Excerpts from a layout annotation set
◇ ◇ ◇ ◇ ◇ ◇ ◇

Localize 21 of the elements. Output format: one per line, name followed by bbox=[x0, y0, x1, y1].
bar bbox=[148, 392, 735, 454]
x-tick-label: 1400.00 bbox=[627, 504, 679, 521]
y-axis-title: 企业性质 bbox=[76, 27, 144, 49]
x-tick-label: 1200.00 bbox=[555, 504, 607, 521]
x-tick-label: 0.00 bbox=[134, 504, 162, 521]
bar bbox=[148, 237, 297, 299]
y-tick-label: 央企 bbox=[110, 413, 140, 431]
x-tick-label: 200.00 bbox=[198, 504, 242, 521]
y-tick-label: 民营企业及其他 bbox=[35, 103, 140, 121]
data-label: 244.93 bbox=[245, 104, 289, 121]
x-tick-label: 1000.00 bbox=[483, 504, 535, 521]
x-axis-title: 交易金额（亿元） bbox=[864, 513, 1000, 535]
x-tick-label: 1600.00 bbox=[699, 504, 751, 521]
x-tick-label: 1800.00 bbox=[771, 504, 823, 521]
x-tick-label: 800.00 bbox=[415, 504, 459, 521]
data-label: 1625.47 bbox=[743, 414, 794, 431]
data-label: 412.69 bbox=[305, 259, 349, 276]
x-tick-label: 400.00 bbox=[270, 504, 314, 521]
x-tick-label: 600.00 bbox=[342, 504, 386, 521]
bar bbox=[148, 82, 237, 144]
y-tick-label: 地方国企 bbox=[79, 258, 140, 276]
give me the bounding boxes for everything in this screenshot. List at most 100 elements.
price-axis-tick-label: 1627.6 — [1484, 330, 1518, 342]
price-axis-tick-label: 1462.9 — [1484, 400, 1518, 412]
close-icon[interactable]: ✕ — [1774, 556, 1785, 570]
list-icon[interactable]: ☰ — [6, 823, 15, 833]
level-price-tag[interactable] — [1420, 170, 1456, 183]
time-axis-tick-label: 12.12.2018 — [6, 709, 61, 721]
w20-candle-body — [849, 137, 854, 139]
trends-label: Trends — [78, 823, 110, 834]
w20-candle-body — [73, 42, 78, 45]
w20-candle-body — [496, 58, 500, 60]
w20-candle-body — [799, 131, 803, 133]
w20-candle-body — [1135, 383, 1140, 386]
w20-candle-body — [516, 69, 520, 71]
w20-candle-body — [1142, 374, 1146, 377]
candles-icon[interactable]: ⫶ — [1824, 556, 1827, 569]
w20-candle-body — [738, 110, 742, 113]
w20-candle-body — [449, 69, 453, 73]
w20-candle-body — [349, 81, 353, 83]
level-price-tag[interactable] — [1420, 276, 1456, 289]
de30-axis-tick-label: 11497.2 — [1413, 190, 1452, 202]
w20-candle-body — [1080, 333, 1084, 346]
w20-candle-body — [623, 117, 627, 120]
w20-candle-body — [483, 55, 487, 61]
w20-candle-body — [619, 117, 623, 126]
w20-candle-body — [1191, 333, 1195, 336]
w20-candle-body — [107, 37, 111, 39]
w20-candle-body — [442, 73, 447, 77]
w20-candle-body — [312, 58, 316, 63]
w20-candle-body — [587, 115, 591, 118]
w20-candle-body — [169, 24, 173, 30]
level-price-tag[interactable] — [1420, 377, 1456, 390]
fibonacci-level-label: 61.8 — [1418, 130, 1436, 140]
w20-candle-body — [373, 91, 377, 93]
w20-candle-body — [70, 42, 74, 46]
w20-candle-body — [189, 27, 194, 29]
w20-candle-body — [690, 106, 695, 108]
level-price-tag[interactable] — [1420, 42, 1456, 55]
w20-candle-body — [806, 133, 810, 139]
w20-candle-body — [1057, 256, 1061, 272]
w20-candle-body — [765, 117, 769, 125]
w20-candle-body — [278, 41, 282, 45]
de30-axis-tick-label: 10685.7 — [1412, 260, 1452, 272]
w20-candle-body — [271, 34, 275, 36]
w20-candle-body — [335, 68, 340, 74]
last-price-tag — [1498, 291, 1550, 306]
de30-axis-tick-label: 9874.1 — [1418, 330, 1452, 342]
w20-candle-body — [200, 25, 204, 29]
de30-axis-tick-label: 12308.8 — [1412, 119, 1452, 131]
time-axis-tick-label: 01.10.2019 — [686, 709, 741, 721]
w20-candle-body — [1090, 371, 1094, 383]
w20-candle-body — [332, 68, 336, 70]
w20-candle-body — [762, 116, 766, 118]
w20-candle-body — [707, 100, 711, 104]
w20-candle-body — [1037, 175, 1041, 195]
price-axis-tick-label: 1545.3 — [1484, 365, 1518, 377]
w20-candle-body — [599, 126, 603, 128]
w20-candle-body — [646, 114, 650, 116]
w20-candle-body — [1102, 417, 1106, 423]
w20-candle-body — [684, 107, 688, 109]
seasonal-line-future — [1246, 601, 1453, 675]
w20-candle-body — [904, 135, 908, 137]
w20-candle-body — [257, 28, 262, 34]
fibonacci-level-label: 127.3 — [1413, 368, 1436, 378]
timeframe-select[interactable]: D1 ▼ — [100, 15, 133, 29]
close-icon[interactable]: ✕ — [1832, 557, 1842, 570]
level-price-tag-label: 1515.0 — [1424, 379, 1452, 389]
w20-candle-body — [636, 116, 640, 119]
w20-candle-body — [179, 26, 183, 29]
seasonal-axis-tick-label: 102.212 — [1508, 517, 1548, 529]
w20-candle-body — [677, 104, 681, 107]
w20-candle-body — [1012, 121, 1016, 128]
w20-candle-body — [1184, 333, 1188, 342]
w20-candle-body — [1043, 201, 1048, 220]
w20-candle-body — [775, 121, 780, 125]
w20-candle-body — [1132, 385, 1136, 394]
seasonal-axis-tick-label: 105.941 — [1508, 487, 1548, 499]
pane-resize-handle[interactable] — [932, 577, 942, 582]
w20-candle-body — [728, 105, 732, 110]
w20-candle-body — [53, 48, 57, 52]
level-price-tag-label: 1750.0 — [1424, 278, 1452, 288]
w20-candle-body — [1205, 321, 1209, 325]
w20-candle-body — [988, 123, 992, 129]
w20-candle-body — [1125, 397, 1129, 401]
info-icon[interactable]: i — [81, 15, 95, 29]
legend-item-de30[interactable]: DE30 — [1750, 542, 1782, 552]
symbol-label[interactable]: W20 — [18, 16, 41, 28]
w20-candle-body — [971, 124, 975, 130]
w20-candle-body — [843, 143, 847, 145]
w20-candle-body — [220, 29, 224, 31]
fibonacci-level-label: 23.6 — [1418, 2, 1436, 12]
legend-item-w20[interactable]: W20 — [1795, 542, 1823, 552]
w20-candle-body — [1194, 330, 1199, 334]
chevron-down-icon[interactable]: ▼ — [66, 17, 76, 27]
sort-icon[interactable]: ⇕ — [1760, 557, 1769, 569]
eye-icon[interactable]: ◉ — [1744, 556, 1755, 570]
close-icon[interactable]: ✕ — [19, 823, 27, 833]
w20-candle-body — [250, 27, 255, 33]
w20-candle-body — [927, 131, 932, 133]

◇ ◇ ◇ ◇ ◇ ◇ ◇

> _TASK DESCRIPTION_: Please copy out, character for character, everything from the first line of the entries down to the line containing "x-tick-label: 1200.00 bbox=[555, 504, 607, 521]", including that line.

> _SOLUTION TO THIS TASK_:
Localize 21 of the elements. Output format: one per line, name followed by bbox=[x0, y0, x1, y1].
bar bbox=[148, 392, 735, 454]
x-tick-label: 1400.00 bbox=[627, 504, 679, 521]
y-axis-title: 企业性质 bbox=[76, 27, 144, 49]
x-tick-label: 1200.00 bbox=[555, 504, 607, 521]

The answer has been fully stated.